What is expected
Copy out each line of the material below that holds the string "иных".

Source records

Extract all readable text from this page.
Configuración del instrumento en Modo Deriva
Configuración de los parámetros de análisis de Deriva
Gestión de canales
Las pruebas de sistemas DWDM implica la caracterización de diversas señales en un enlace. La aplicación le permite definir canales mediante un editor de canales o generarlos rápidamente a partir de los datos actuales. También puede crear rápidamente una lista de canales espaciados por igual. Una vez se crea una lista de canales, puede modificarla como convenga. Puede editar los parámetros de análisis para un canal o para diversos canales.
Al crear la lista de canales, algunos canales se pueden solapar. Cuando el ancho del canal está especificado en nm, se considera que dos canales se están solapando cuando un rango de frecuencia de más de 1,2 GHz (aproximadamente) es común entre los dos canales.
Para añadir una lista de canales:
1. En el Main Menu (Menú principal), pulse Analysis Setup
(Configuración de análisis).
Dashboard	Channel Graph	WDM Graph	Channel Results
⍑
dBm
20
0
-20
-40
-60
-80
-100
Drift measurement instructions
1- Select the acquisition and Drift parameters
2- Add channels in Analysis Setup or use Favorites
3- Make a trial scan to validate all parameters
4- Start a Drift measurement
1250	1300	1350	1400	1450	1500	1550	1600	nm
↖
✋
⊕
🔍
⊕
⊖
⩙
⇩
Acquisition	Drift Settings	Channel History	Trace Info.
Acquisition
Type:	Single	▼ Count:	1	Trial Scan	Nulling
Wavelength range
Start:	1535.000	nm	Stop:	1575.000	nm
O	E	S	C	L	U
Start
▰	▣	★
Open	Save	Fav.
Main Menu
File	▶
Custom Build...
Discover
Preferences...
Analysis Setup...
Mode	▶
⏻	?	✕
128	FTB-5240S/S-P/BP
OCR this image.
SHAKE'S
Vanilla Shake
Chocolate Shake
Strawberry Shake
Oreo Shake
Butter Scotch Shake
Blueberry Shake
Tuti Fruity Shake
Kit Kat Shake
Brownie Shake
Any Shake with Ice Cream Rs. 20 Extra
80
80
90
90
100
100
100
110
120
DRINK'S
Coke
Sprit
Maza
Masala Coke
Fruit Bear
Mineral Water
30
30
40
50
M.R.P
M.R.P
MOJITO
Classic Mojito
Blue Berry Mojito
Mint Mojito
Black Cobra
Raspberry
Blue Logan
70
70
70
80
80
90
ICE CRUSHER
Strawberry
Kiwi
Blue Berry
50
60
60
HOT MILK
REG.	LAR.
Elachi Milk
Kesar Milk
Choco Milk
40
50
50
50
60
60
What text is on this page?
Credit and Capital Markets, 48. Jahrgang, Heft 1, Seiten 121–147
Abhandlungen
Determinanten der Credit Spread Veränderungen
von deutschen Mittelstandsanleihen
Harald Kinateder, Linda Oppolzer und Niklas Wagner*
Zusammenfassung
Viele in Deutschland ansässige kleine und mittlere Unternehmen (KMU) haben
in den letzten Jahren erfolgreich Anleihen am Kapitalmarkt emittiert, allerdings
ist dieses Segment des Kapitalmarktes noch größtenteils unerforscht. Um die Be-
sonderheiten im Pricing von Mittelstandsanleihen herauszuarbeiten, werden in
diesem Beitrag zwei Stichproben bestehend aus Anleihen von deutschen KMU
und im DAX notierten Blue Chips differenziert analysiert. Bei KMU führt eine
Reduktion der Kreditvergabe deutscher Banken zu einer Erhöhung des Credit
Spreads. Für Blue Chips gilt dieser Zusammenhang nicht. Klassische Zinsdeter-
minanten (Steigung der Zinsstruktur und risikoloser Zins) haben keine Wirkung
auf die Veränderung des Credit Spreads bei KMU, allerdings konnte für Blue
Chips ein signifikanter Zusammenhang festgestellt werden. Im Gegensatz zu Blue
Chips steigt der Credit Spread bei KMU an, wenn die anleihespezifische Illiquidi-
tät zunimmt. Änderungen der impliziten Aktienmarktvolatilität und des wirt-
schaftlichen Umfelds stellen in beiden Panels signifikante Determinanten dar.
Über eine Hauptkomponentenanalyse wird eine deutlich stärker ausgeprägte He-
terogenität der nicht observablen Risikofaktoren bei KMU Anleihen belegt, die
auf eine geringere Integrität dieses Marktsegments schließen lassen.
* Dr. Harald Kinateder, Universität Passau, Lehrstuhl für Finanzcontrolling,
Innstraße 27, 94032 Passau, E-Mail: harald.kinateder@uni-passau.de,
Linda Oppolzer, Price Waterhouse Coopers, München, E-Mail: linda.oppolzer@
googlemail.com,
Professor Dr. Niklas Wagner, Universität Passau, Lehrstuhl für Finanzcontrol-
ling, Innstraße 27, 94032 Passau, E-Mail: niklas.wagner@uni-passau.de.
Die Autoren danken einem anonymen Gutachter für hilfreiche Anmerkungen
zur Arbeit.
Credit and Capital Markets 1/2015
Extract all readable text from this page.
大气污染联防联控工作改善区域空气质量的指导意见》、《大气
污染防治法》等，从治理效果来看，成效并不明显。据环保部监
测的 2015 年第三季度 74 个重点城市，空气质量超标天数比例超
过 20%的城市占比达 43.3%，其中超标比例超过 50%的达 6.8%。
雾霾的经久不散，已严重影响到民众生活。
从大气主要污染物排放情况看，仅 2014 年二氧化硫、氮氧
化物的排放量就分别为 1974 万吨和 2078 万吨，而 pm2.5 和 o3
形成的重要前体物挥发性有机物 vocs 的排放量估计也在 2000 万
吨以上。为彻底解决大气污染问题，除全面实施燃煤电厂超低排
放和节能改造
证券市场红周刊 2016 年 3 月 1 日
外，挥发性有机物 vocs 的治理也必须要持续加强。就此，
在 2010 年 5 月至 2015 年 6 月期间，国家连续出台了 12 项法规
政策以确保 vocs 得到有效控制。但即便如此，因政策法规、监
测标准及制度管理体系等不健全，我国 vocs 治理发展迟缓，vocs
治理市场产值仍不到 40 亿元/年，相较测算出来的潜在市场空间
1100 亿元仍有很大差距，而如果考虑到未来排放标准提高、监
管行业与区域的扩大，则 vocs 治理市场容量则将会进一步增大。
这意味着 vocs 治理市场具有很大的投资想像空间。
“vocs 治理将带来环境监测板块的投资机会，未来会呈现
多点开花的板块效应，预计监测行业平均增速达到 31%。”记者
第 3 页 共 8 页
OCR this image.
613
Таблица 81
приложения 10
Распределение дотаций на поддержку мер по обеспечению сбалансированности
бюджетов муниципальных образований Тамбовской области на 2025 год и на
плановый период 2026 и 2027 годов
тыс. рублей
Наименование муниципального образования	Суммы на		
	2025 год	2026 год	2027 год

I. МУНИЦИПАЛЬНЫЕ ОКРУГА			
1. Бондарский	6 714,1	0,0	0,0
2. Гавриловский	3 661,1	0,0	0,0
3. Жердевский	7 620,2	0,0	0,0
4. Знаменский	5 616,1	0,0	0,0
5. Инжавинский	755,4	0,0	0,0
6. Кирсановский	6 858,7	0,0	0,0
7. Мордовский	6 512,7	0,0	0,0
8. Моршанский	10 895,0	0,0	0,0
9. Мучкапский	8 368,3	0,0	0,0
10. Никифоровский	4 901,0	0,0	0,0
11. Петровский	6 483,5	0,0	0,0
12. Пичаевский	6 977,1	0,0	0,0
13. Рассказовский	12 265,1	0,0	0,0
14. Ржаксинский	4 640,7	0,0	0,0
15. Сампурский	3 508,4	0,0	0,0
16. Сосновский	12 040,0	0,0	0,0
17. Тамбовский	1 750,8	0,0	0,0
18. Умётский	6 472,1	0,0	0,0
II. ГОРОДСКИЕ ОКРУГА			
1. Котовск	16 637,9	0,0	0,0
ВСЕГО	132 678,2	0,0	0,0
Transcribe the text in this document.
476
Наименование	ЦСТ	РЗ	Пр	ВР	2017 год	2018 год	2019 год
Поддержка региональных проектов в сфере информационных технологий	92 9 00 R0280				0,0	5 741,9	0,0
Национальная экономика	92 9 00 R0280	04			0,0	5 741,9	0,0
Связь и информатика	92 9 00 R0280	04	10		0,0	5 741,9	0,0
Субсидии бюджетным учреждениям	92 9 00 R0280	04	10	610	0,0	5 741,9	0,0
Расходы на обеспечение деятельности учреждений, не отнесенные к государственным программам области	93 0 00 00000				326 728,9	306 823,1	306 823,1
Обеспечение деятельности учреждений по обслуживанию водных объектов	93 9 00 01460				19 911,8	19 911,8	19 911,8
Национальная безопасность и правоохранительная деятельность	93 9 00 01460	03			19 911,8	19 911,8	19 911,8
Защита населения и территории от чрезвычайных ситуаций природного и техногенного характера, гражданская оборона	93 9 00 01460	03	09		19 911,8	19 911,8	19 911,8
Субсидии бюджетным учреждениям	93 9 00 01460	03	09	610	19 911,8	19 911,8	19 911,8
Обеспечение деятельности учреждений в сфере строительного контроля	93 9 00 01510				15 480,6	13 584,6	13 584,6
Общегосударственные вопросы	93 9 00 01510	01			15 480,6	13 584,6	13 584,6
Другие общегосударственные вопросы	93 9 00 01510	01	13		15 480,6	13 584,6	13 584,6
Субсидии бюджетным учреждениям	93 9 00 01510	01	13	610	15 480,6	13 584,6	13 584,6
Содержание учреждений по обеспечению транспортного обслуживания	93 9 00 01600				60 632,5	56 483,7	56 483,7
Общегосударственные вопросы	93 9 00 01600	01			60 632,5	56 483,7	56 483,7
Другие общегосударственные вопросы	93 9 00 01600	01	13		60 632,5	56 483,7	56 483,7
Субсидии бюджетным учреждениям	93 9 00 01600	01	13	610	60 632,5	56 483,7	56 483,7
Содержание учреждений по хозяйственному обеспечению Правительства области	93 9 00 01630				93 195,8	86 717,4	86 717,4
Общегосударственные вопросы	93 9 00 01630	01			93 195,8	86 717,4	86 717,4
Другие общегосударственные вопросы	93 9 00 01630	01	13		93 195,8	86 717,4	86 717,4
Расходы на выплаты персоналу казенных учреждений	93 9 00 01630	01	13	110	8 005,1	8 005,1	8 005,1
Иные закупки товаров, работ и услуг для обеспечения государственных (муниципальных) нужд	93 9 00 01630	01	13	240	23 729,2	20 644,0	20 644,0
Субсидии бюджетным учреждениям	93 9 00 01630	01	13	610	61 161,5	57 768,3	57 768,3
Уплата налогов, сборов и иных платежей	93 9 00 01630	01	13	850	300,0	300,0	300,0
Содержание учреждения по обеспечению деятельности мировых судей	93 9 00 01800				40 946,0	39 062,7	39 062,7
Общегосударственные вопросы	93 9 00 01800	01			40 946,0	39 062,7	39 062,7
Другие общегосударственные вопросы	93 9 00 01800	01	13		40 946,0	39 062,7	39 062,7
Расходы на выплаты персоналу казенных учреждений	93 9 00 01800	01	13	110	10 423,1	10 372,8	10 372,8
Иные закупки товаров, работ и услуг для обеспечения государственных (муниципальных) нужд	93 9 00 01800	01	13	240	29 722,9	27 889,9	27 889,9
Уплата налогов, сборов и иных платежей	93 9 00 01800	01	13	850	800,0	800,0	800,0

Exercise solution
Уплата налогов, сборов и иных платежей	93 9 00 01630	01	13	850	300,0	300,0	300,0
Уплата налогов, сборов и иных платежей	93 9 00 01800	01	13	850	800,0	800,0	800,0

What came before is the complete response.